> **Task to complete**:
Which lines in the data contain the word "sina"? Please copy each of them.
----------------------------------------
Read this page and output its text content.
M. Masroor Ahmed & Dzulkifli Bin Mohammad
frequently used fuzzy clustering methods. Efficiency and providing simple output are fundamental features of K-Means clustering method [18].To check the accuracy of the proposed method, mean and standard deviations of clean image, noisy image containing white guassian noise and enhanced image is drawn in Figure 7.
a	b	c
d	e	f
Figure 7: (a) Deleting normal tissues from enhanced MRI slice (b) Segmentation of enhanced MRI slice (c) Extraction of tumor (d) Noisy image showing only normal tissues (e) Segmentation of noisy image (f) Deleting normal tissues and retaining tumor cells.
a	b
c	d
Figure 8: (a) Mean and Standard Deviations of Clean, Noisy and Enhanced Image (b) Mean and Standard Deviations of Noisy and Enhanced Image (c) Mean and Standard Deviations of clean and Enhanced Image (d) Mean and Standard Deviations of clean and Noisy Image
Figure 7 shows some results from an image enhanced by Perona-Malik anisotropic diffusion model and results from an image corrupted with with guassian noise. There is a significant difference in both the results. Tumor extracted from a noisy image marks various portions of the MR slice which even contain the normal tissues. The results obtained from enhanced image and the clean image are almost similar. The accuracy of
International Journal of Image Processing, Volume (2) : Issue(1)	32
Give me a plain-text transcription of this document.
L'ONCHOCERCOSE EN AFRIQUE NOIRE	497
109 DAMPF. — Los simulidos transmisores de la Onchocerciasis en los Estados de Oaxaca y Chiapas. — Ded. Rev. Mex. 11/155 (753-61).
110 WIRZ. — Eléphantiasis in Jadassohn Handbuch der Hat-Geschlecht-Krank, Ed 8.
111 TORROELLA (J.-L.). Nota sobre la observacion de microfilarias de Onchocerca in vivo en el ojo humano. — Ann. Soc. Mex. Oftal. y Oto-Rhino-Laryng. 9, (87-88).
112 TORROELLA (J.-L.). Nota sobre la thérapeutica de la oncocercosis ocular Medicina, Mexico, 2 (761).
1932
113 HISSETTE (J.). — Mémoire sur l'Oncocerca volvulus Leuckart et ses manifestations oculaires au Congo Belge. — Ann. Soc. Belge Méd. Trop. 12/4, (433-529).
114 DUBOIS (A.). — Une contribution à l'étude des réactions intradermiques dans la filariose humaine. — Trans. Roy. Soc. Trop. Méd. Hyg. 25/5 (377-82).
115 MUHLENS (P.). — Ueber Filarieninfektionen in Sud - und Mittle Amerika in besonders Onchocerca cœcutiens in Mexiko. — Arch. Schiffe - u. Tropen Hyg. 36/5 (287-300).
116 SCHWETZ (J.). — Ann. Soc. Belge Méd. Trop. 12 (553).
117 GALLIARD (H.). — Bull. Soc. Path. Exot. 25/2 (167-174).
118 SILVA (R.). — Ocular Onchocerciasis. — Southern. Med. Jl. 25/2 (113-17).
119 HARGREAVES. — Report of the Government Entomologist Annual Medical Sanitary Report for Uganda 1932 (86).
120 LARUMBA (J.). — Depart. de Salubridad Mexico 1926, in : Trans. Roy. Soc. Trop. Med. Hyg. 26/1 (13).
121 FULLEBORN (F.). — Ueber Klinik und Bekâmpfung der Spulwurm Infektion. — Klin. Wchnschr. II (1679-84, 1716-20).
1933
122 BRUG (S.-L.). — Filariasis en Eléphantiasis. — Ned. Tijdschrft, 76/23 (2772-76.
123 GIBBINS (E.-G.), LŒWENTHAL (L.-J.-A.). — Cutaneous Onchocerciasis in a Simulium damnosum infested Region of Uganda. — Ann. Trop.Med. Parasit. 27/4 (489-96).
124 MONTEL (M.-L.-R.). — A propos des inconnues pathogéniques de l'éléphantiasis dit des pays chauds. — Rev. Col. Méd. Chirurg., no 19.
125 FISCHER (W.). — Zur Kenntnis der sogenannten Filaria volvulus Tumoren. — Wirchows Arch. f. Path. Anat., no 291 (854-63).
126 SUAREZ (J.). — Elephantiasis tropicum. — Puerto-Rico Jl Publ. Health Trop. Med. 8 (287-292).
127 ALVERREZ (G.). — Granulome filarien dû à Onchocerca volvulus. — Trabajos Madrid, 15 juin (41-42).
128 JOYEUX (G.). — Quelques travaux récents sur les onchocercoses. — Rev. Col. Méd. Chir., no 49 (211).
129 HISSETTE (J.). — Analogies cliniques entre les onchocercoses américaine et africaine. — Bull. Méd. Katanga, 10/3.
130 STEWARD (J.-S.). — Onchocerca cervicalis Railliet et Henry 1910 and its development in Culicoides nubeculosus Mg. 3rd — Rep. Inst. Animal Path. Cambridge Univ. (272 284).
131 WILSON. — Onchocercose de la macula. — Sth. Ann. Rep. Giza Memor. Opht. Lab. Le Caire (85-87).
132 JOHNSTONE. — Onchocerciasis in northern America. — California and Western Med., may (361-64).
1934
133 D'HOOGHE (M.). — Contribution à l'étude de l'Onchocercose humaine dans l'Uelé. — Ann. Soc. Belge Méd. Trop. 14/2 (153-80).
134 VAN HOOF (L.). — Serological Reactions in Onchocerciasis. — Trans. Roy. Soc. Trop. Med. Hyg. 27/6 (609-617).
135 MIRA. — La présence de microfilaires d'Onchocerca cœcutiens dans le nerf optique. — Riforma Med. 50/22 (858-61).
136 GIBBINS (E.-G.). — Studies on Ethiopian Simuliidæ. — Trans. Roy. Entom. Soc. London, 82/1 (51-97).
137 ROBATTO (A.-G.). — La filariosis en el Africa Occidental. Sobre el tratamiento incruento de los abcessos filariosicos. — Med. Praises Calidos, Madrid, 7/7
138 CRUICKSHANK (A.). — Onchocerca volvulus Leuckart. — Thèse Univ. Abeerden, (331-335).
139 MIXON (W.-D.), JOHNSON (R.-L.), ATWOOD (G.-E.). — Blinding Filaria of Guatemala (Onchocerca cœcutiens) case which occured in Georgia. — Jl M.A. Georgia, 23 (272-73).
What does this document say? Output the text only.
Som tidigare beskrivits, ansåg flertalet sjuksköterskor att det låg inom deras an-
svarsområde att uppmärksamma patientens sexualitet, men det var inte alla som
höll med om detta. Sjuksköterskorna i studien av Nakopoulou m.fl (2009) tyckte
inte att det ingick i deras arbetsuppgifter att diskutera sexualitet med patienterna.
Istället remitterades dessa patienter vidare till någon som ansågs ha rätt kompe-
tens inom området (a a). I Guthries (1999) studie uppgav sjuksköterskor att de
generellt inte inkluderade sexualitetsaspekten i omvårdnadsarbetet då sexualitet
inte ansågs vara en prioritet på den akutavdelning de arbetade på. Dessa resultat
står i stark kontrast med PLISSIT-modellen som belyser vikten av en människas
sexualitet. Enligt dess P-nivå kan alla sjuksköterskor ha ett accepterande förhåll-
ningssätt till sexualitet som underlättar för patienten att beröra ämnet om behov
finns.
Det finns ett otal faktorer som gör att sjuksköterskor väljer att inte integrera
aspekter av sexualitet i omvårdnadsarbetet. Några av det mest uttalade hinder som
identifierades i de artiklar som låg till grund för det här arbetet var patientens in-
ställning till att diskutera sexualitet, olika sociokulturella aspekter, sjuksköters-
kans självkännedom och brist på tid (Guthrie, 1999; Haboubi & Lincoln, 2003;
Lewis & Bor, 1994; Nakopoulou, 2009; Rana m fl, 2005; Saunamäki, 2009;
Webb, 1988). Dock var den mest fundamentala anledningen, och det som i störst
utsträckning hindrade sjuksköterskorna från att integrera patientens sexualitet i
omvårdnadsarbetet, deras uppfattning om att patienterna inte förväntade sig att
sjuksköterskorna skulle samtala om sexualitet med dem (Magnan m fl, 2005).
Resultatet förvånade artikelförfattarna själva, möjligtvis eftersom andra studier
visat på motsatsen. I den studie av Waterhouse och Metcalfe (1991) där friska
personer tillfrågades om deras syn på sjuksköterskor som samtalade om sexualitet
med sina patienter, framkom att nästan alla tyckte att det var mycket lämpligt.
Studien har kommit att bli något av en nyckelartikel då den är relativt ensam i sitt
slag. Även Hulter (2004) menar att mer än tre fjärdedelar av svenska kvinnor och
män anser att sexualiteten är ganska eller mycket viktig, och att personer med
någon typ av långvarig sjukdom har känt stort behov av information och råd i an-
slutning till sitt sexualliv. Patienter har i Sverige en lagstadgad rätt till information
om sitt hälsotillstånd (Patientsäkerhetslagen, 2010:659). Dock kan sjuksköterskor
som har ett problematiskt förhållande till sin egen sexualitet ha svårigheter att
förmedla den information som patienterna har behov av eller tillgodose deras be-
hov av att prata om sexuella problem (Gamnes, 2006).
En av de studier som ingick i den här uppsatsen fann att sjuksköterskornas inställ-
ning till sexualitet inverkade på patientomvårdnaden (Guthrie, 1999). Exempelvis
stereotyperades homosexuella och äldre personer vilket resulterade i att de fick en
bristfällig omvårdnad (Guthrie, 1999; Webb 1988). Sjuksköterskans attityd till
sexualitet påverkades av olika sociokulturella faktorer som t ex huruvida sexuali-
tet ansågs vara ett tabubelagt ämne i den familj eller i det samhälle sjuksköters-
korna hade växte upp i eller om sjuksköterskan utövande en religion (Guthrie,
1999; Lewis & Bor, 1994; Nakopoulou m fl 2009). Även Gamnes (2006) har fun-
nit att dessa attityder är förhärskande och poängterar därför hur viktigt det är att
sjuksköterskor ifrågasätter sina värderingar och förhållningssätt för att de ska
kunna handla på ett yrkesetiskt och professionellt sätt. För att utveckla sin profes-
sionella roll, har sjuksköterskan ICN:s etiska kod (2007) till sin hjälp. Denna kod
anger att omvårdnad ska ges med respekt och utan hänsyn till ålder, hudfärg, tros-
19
----------------------------------------
> **Response area**:
med sina patienter, framkom att nästan alla tyckte att det var mycket lämpligt.
sjuksköterskor ifrågasätter sina värderingar och förhållningssätt för att de ska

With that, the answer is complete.